(PROBLEM TO SOLVE):
Read through the lines below for the string "Sound" and copy each one that has it.

(DATASET RECORDS):
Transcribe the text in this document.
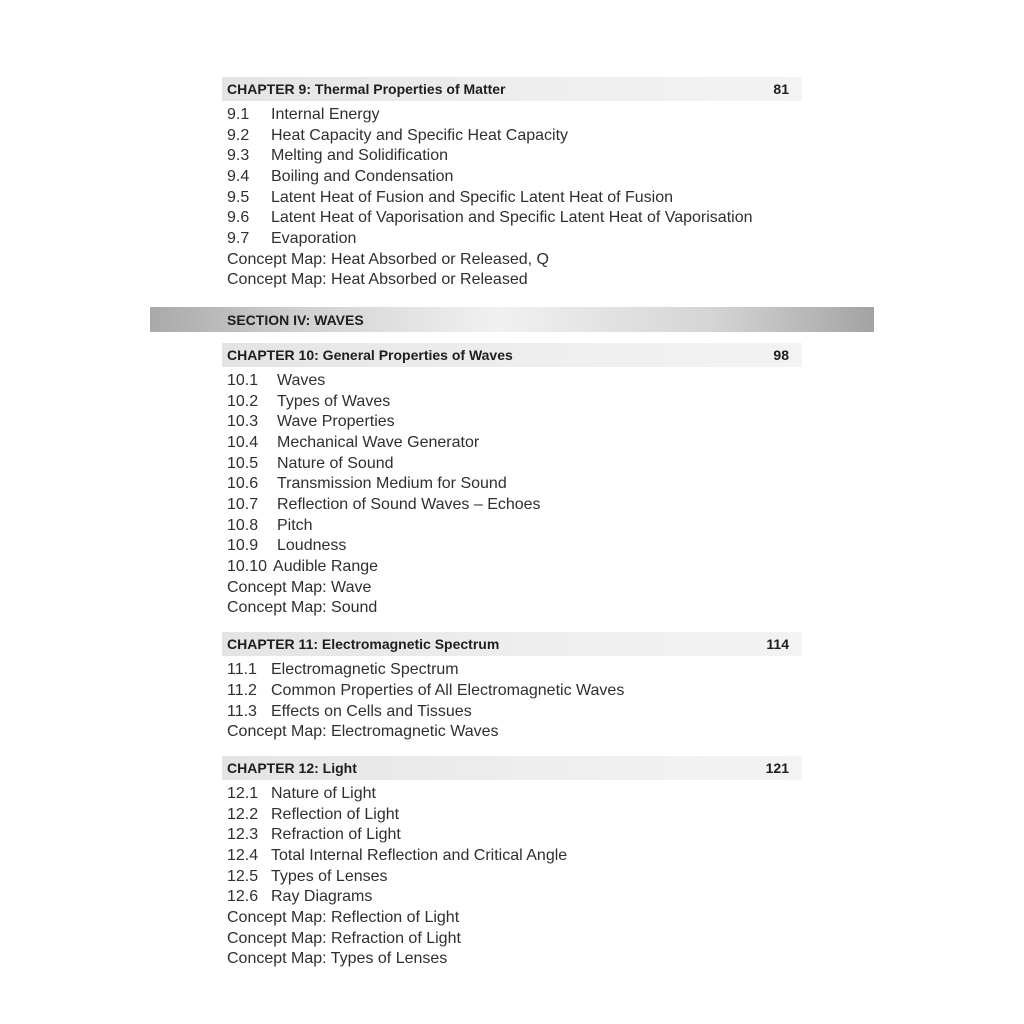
CHAPTER 9: Thermal Properties of Matter	81
9.1 Internal Energy
9.2 Heat Capacity and Specific Heat Capacity
9.3 Melting and Solidification
9.4 Boiling and Condensation
9.5 Latent Heat of Fusion and Specific Latent Heat of Fusion
9.6 Latent Heat of Vaporisation and Specific Latent Heat of Vaporisation
9.7 Evaporation
Concept Map: Heat Absorbed or Released, Q
Concept Map: Heat Absorbed or Released
SECTION IV: WAVES
CHAPTER 10: General Properties of Waves	98
10.1 Waves
10.2 Types of Waves
10.3 Wave Properties
10.4 Mechanical Wave Generator
10.5 Nature of Sound
10.6 Transmission Medium for Sound
10.7 Reflection of Sound Waves – Echoes
10.8 Pitch
10.9 Loudness
10.10 Audible Range
Concept Map: Wave
Concept Map: Sound
CHAPTER 11: Electromagnetic Spectrum	114
11.1 Electromagnetic Spectrum
11.2 Common Properties of All Electromagnetic Waves
11.3 Effects on Cells and Tissues
Concept Map: Electromagnetic Waves
CHAPTER 12: Light	121
12.1 Nature of Light
12.2 Reflection of Light
12.3 Refraction of Light
12.4 Total Internal Reflection and Critical Angle
12.5 Types of Lenses
12.6 Ray Diagrams
Concept Map: Reflection of Light
Concept Map: Refraction of Light
Concept Map: Types of Lenses
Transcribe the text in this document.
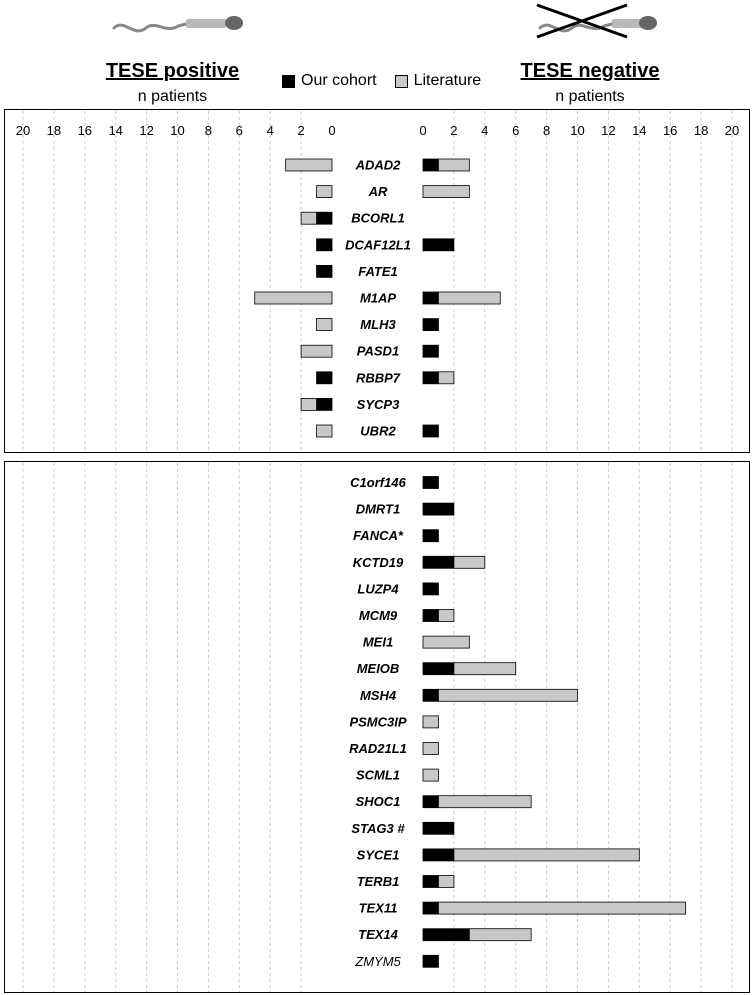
20 18 16 14 12 10 8 6 4 2 0	0 2 4 6 8 10 12 14 16 18 20
ADAD2
AR
BCORL1
DCAF12L1
FATE1
M1AP
MLH3
PASD1
RBBP7
SYCP3
UBR2
C1orf146
DMRT1
FANCA*
KCTD19
LUZP4
MCM9
MEI1
MEIOB
MSH4
PSMC3IP
RAD21L1
SCML1
SHOC1
STAG3 #
SYCE1
TERB1
TEX11
TEX14
ZMYM5
TESE positive
n patients
TESE negative
n patients
Our cohort Literature
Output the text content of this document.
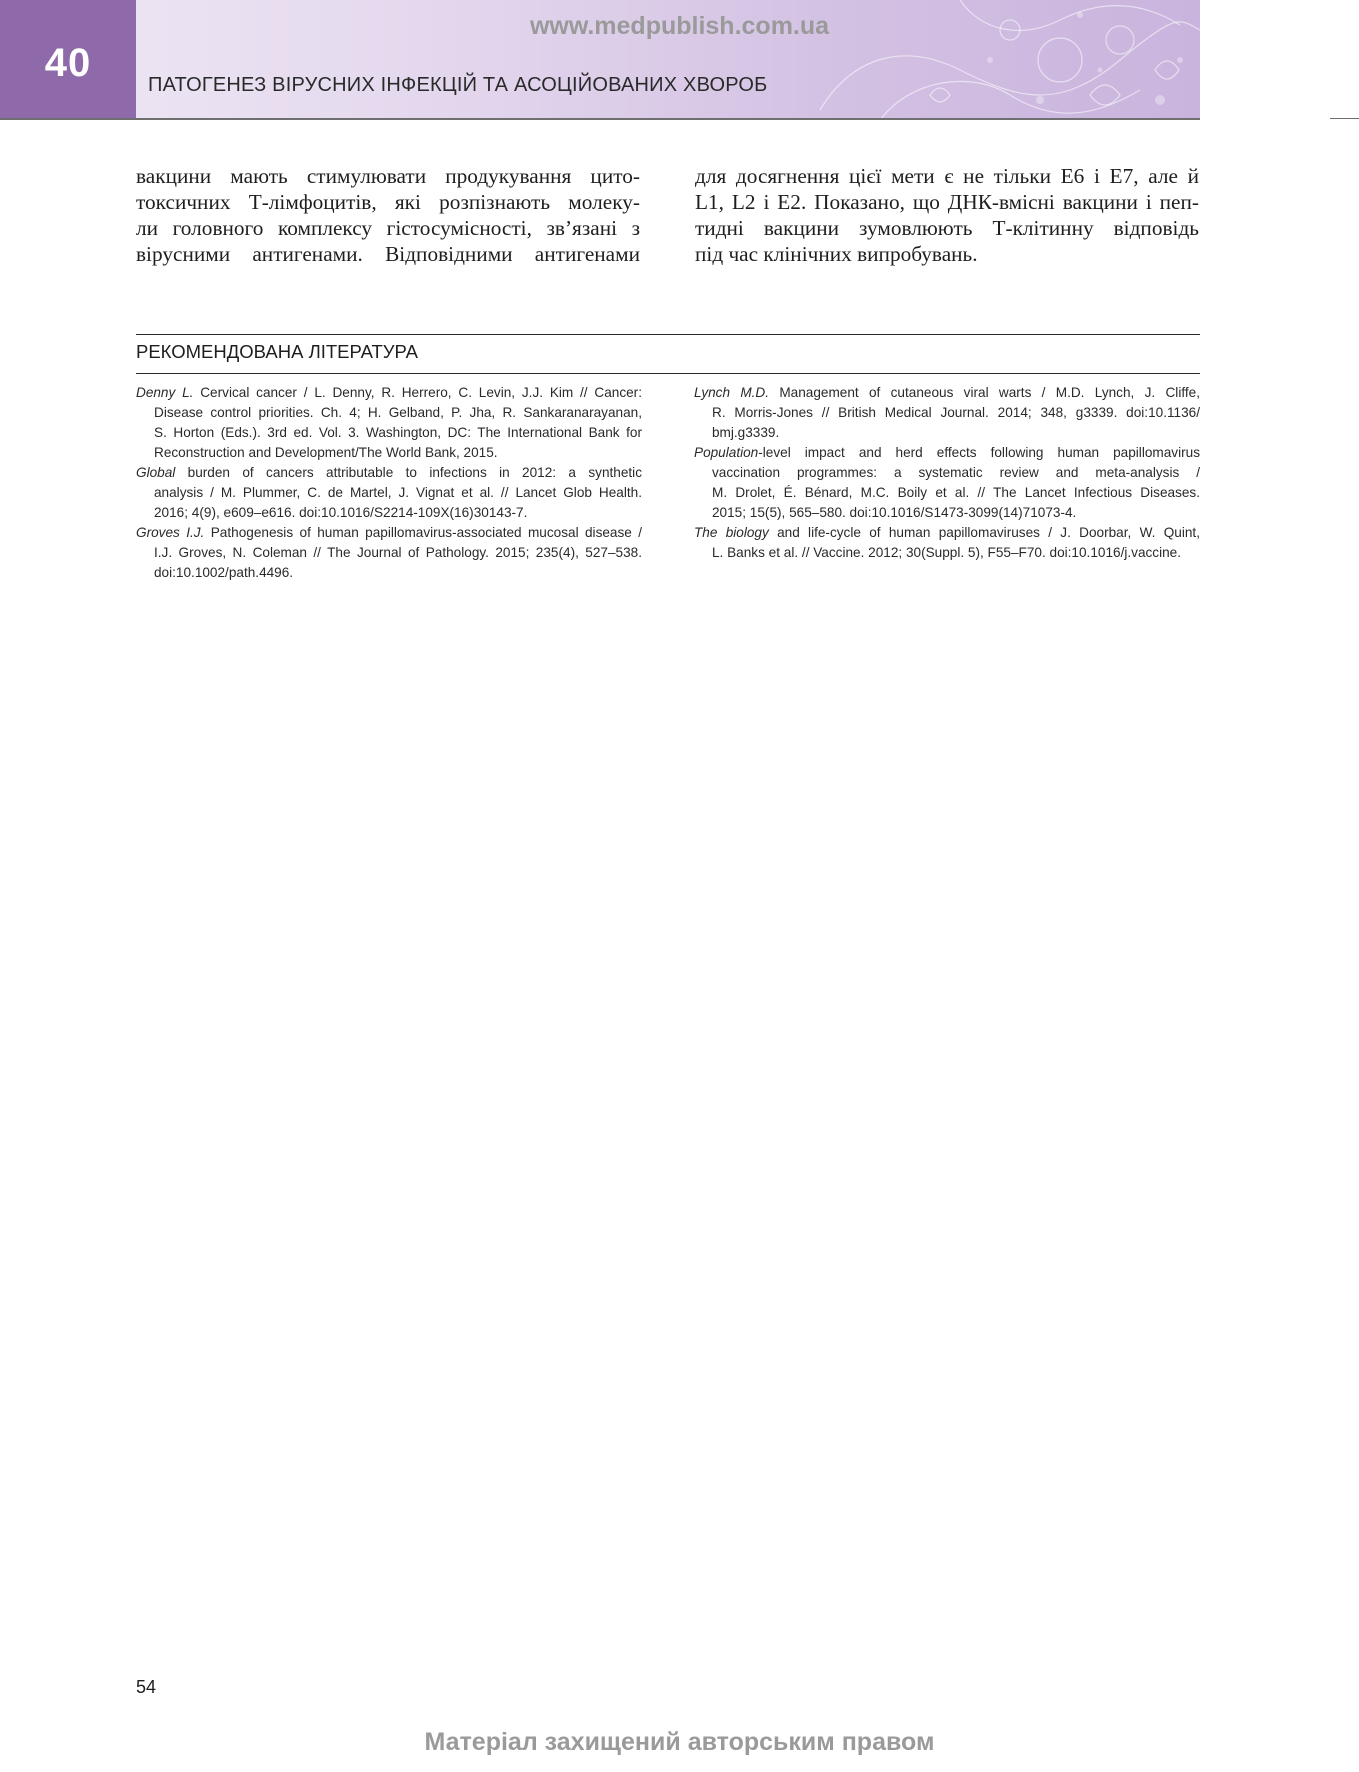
40
ПАТОГЕНЕЗ ВІРУСНИХ ІНФЕКЦІЙ ТА АСОЦІЙОВАНИХ ХВОРОБ
www.medpublish.com.ua
вакцини мають стимулювати продукування цито-
токсичних Т-лімфоцитів, які розпізнають молеку-
ли головного комплексу гістосумісності, зв’язані з
вірусними антигенами. Відповідними антигенами
для досягнення цієї мети є не тільки E6 і E7, але й
L1, L2 і E2. Показано, що ДНК-вмісні вакцини і пеп-
тидні вакцини зумовлюють Т-клітинну відповідь
під час клінічних випробувань.
РЕКОМЕНДОВАНА ЛІТЕРАТУРА
Denny L. Cervical cancer / L. Denny, R. Herrero, C. Levin, J.J. Kim // Cancer:
Disease control priorities. Ch. 4; H. Gelband, P. Jha, R. Sankaranarayanan,
S. Horton (Eds.). 3rd ed. Vol. 3. Washington, DC: The International Bank for
Reconstruction and Development/The World Bank, 2015.
Global burden of cancers attributable to infections in 2012: a synthetic
analysis / M. Plummer, C. de Martel, J. Vignat et al. // Lancet Glob Health.
2016; 4(9), e609–e616. doi:10.1016/S2214-109X(16)30143-7.
Groves I.J. Pathogenesis of human papillomavirus-associated mucosal disease /
I.J. Groves, N. Coleman // The Journal of Pathology. 2015; 235(4), 527–538.
doi:10.1002/path.4496.
Lynch M.D. Management of cutaneous viral warts / M.D. Lynch, J. Cliffe,
R. Morris-Jones // British Medical Journal. 2014; 348, g3339. doi:10.1136/
bmj.g3339.
Population-level impact and herd effects following human papillomavirus
vaccination programmes: a systematic review and meta-analysis /
M. Drolet, É. Bénard, M.C. Boily et al. // The Lancet Infectious Diseases.
2015; 15(5), 565–580. doi:10.1016/S1473-3099(14)71073-4.
The biology and life-cycle of human papillomaviruses / J. Doorbar, W. Quint,
L. Banks et al. // Vaccine. 2012; 30(Suppl. 5), F55–F70. doi:10.1016/j.vaccine.
54
Матеріал захищений авторським правом
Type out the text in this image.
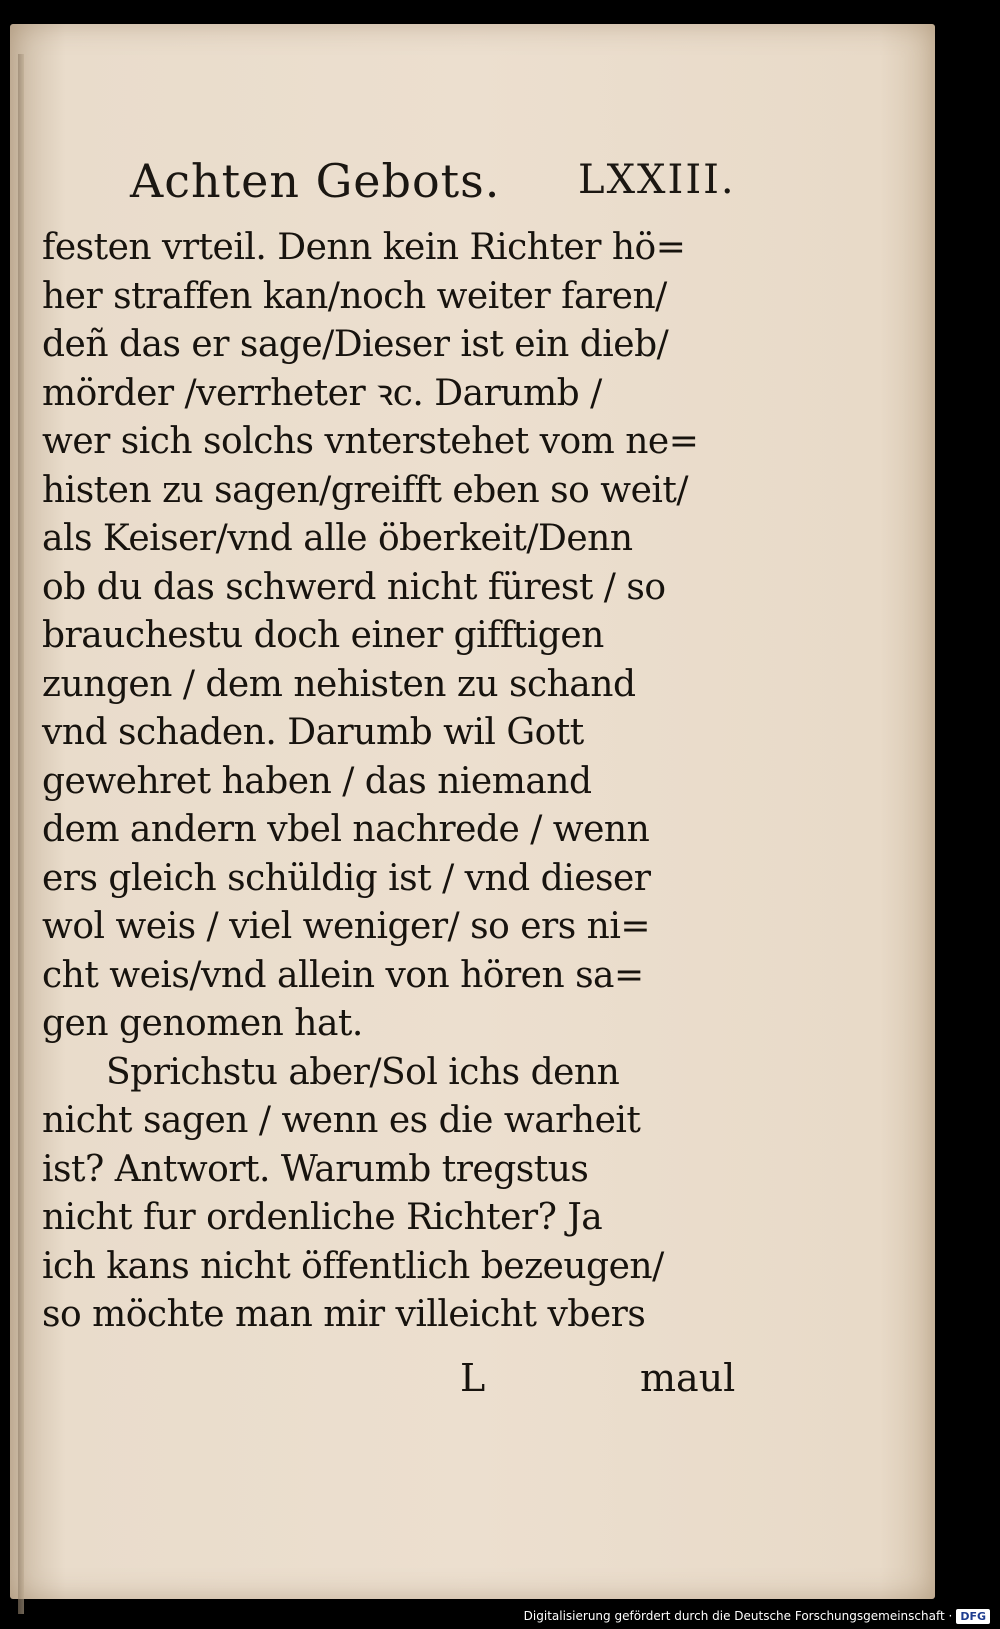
Achten Gebots. LXXIII.
festen vrteil. Denn kein Richter hö=
her straffen kan/noch weiter faren/
deñ das er sage/Dieser ist ein dieb/
mörder /verrheter ꝛc. Darumb /
wer sich solchs vnterstehet vom ne=
histen zu sagen/greifft eben so weit/
als Keiser/vnd alle öberkeit/Denn
ob du das schwerd nicht fürest / so
brauchestu doch einer gifftigen
zungen / dem nehisten zu schand
vnd schaden. Darumb wil Gott
gewehret haben / das niemand
dem andern vbel nachrede / wenn
ers gleich schüldig ist / vnd dieser
wol weis / viel weniger/ so ers ni=
cht weis/vnd allein von hören sa=
gen genomen hat.
Sprichstu aber/Sol ichs denn
nicht sagen / wenn es die warheit
ist? Antwort. Warumb tregstus
nicht fur ordenliche Richter? Ja
ich kans nicht öffentlich bezeugen/
so möchte man mir villeicht vbers
L	maul
Digitalisierung gefördert durch die Deutsche Forschungsgemeinschaft · DFG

(OUTPUT OF THE TASK):
10.5 Nature of Sound
10.6 Transmission Medium for Sound
10.7 Reflection of Sound Waves – Echoes
Concept Map: Sound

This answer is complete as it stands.